(Dataset excerpts)
++++++++++
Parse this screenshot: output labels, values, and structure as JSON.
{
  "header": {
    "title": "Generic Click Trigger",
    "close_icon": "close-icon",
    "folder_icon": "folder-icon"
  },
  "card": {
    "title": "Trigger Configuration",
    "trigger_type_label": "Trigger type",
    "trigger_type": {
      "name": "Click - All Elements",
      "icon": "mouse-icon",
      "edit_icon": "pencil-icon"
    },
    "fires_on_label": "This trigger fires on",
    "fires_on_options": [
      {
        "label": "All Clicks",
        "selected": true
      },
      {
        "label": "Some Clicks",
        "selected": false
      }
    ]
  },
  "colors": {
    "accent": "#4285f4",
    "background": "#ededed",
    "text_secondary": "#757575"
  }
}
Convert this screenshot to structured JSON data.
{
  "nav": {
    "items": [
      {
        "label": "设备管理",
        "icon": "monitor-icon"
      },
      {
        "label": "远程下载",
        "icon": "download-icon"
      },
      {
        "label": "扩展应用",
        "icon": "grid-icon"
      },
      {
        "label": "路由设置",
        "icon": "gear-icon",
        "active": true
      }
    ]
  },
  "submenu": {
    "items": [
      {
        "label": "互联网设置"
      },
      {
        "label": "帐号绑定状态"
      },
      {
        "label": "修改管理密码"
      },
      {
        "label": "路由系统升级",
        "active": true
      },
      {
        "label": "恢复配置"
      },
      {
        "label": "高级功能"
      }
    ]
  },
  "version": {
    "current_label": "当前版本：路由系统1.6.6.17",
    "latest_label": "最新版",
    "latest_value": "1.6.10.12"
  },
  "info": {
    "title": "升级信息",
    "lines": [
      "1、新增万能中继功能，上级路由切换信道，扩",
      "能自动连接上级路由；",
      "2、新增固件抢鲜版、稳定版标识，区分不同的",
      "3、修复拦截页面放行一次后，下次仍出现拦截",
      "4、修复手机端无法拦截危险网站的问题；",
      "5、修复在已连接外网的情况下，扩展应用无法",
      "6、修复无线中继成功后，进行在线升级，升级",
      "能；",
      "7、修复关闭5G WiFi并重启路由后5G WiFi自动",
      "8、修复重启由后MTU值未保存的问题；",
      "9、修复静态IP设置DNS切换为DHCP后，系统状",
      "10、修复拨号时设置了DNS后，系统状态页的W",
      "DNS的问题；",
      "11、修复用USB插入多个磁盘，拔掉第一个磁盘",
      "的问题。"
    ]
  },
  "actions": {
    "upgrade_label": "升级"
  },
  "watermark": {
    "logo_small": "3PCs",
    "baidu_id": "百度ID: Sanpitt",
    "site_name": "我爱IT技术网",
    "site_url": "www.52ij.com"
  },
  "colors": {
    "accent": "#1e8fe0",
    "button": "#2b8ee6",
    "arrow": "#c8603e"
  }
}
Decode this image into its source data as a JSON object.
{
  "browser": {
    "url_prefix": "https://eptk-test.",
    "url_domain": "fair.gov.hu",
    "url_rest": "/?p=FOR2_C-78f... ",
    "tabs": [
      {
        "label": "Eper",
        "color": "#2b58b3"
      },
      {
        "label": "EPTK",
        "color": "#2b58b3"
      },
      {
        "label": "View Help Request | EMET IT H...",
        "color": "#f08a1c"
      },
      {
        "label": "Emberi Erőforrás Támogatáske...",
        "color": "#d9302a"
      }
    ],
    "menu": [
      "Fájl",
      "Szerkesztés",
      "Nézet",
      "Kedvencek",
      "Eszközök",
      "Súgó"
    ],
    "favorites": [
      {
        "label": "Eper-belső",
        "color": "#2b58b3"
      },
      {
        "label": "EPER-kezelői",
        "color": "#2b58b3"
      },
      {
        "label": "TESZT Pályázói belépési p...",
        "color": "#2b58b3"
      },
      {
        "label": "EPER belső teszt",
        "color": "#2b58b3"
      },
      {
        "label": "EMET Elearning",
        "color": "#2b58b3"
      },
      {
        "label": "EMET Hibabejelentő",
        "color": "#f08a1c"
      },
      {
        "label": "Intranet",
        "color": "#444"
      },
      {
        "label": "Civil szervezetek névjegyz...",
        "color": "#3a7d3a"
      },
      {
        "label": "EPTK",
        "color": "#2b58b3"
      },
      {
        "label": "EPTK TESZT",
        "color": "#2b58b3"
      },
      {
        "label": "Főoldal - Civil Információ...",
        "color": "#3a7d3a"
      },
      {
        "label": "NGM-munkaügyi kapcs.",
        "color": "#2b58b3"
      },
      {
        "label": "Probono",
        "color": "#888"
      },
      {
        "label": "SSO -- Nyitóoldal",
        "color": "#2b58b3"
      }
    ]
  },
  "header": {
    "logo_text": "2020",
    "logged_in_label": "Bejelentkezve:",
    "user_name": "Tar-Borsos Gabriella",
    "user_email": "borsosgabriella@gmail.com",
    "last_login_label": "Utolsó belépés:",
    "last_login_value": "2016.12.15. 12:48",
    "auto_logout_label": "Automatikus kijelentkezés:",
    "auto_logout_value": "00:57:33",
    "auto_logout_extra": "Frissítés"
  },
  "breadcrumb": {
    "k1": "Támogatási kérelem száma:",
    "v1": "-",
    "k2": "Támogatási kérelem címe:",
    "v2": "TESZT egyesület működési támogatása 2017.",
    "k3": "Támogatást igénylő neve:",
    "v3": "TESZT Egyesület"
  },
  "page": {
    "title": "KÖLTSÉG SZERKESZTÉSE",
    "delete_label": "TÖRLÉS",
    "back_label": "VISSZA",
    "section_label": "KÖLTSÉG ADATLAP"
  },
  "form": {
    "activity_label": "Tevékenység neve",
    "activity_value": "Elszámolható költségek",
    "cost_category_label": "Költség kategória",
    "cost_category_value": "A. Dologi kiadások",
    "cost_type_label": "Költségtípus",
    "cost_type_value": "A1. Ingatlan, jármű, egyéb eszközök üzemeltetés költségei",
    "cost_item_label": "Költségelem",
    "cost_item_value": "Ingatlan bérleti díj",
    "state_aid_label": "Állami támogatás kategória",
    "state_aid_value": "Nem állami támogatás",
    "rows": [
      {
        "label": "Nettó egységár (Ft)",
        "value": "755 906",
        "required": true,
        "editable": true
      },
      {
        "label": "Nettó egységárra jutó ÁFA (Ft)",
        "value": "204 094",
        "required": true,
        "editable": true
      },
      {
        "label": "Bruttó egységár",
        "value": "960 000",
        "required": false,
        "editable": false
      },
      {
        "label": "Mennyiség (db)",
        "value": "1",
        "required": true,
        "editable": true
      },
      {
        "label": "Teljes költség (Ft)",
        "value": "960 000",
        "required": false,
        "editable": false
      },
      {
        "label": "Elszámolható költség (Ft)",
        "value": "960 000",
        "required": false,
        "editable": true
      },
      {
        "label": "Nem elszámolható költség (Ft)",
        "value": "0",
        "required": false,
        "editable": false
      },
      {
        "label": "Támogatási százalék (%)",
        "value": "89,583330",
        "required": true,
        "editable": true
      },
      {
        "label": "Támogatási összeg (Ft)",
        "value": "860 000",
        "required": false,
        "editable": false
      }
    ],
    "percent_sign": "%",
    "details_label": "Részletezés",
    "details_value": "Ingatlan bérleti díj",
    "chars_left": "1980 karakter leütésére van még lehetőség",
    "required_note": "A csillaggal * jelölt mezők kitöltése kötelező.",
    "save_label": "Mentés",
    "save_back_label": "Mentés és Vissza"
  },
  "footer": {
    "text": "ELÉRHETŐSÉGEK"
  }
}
++++++++++
TASK PROMPT: Your task is to reproduce all of the records exactly.

RESPONSE TO THE TASK:
Parse this screenshot: output labels, values, and structure as JSON.
{
  "header": {
    "title": "Generic Click Trigger",
    "close_icon": "close-icon",
    "folder_icon": "folder-icon"
  },
  "card": {
    "title": "Trigger Configuration",
    "trigger_type_label": "Trigger type",
    "trigger_type": {
      "name": "Click - All Elements",
      "icon": "mouse-icon",
      "edit_icon": "pencil-icon"
    },
    "fires_on_label": "This trigger fires on",
    "fires_on_options": [
      {
        "label": "All Clicks",
        "selected": true
      },
      {
        "label": "Some Clicks",
        "selected": false
      }
    ]
  },
  "colors": {
    "accent": "#4285f4",
    "background": "#ededed",
    "text_secondary": "#757575"
  }
}
Convert this screenshot to structured JSON data.
{
  "nav": {
    "items": [
      {
        "label": "设备管理",
        "icon": "monitor-icon"
      },
      {
        "label": "远程下载",
        "icon": "download-icon"
      },
      {
        "label": "扩展应用",
        "icon": "grid-icon"
      },
      {
        "label": "路由设置",
        "icon": "gear-icon",
        "active": true
      }
    ]
  },
  "submenu": {
    "items": [
      {
        "label": "互联网设置"
      },
      {
        "label": "帐号绑定状态"
      },
      {
        "label": "修改管理密码"
      },
      {
        "label": "路由系统升级",
        "active": true
      },
      {
        "label": "恢复配置"
      },
      {
        "label": "高级功能"
      }
    ]
  },
  "version": {
    "current_label": "当前版本：路由系统1.6.6.17",
    "latest_label": "最新版",
    "latest_value": "1.6.10.12"
  },
  "info": {
    "title": "升级信息",
    "lines": [
      "1、新增万能中继功能，上级路由切换信道，扩",
      "能自动连接上级路由；",
      "2、新增固件抢鲜版、稳定版标识，区分不同的",
      "3、修复拦截页面放行一次后，下次仍出现拦截",
      "4、修复手机端无法拦截危险网站的问题；",
      "5、修复在已连接外网的情况下，扩展应用无法",
      "6、修复无线中继成功后，进行在线升级，升级",
      "能；",
      "7、修复关闭5G WiFi并重启路由后5G WiFi自动",
      "8、修复重启由后MTU值未保存的问题；",
      "9、修复静态IP设置DNS切换为DHCP后，系统状",
      "10、修复拨号时设置了DNS后，系统状态页的W",
      "DNS的问题；",
      "11、修复用USB插入多个磁盘，拔掉第一个磁盘",
      "的问题。"
    ]
  },
  "actions": {
    "upgrade_label": "升级"
  },
  "watermark": {
    "logo_small": "3PCs",
    "baidu_id": "百度ID: Sanpitt",
    "site_name": "我爱IT技术网",
    "site_url": "www.52ij.com"
  },
  "colors": {
    "accent": "#1e8fe0",
    "button": "#2b8ee6",
    "arrow": "#c8603e"
  }
}
Decode this image into its source data as a JSON object.
{
  "browser": {
    "url_prefix": "https://eptk-test.",
    "url_domain": "fair.gov.hu",
    "url_rest": "/?p=FOR2_C-78f... ",
    "tabs": [
      {
        "label": "Eper",
        "color": "#2b58b3"
      },
      {
        "label": "EPTK",
        "color": "#2b58b3"
      },
      {
        "label": "View Help Request | EMET IT H...",
        "color": "#f08a1c"
      },
      {
        "label": "Emberi Erőforrás Támogatáske...",
        "color": "#d9302a"
      }
    ],
    "menu": [
      "Fájl",
      "Szerkesztés",
      "Nézet",
      "Kedvencek",
      "Eszközök",
      "Súgó"
    ],
    "favorites": [
      {
        "label": "Eper-belső",
        "color": "#2b58b3"
      },
      {
        "label": "EPER-kezelői",
        "color": "#2b58b3"
      },
      {
        "label": "TESZT Pályázói belépési p...",
        "color": "#2b58b3"
      },
      {
        "label": "EPER belső teszt",
        "color": "#2b58b3"
      },
      {
        "label": "EMET Elearning",
        "color": "#2b58b3"
      },
      {
        "label": "EMET Hibabejelentő",
        "color": "#f08a1c"
      },
      {
        "label": "Intranet",
        "color": "#444"
      },
      {
        "label": "Civil szervezetek névjegyz...",
        "color": "#3a7d3a"
      },
      {
        "label": "EPTK",
        "color": "#2b58b3"
      },
      {
        "label": "EPTK TESZT",
        "color": "#2b58b3"
      },
      {
        "label": "Főoldal - Civil Információ...",
        "color": "#3a7d3a"
      },
      {
        "label": "NGM-munkaügyi kapcs.",
        "color": "#2b58b3"
      },
      {
        "label": "Probono",
        "color": "#888"
      },
      {
        "label": "SSO -- Nyitóoldal",
        "color": "#2b58b3"
      }
    ]
  },
  "header": {
    "logo_text": "2020",
    "logged_in_label": "Bejelentkezve:",
    "user_name": "Tar-Borsos Gabriella",
    "user_email": "borsosgabriella@gmail.com",
    "last_login_label": "Utolsó belépés:",
    "last_login_value": "2016.12.15. 12:48",
    "auto_logout_label": "Automatikus kijelentkezés:",
    "auto_logout_value": "00:57:33",
    "auto_logout_extra": "Frissítés"
  },
  "breadcrumb": {
    "k1": "Támogatási kérelem száma:",
    "v1": "-",
    "k2": "Támogatási kérelem címe:",
    "v2": "TESZT egyesület működési támogatása 2017.",
    "k3": "Támogatást igénylő neve:",
    "v3": "TESZT Egyesület"
  },
  "page": {
    "title": "KÖLTSÉG SZERKESZTÉSE",
    "delete_label": "TÖRLÉS",
    "back_label": "VISSZA",
    "section_label": "KÖLTSÉG ADATLAP"
  },
  "form": {
    "activity_label": "Tevékenység neve",
    "activity_value": "Elszámolható költségek",
    "cost_category_label": "Költség kategória",
    "cost_category_value": "A. Dologi kiadások",
    "cost_type_label": "Költségtípus",
    "cost_type_value": "A1. Ingatlan, jármű, egyéb eszközök üzemeltetés költségei",
    "cost_item_label": "Költségelem",
    "cost_item_value": "Ingatlan bérleti díj",
    "state_aid_label": "Állami támogatás kategória",
    "state_aid_value": "Nem állami támogatás",
    "rows": [
      {
        "label": "Nettó egységár (Ft)",
        "value": "755 906",
        "required": true,
        "editable": true
      },
      {
        "label": "Nettó egységárra jutó ÁFA (Ft)",
        "value": "204 094",
        "required": true,
        "editable": true
      },
      {
        "label": "Bruttó egységár",
        "value": "960 000",
        "required": false,
        "editable": false
      },
      {
        "label": "Mennyiség (db)",
        "value": "1",
        "required": true,
        "editable": true
      },
      {
        "label": "Teljes költség (Ft)",
        "value": "960 000",
        "required": false,
        "editable": false
      },
      {
        "label": "Elszámolható költség (Ft)",
        "value": "960 000",
        "required": false,
        "editable": true
      },
      {
        "label": "Nem elszámolható költség (Ft)",
        "value": "0",
        "required": false,
        "editable": false
      },
      {
        "label": "Támogatási százalék (%)",
        "value": "89,583330",
        "required": true,
        "editable": true
      },
      {
        "label": "Támogatási összeg (Ft)",
        "value": "860 000",
        "required": false,
        "editable": false
      }
    ],
    "percent_sign": "%",
    "details_label": "Részletezés",
    "details_value": "Ingatlan bérleti díj",
    "chars_left": "1980 karakter leütésére van még lehetőség",
    "required_note": "A csillaggal * jelölt mezők kitöltése kötelező.",
    "save_label": "Mentés",
    "save_back_label": "Mentés és Vissza"
  },
  "footer": {
    "text": "ELÉRHETŐSÉGEK"
  }
}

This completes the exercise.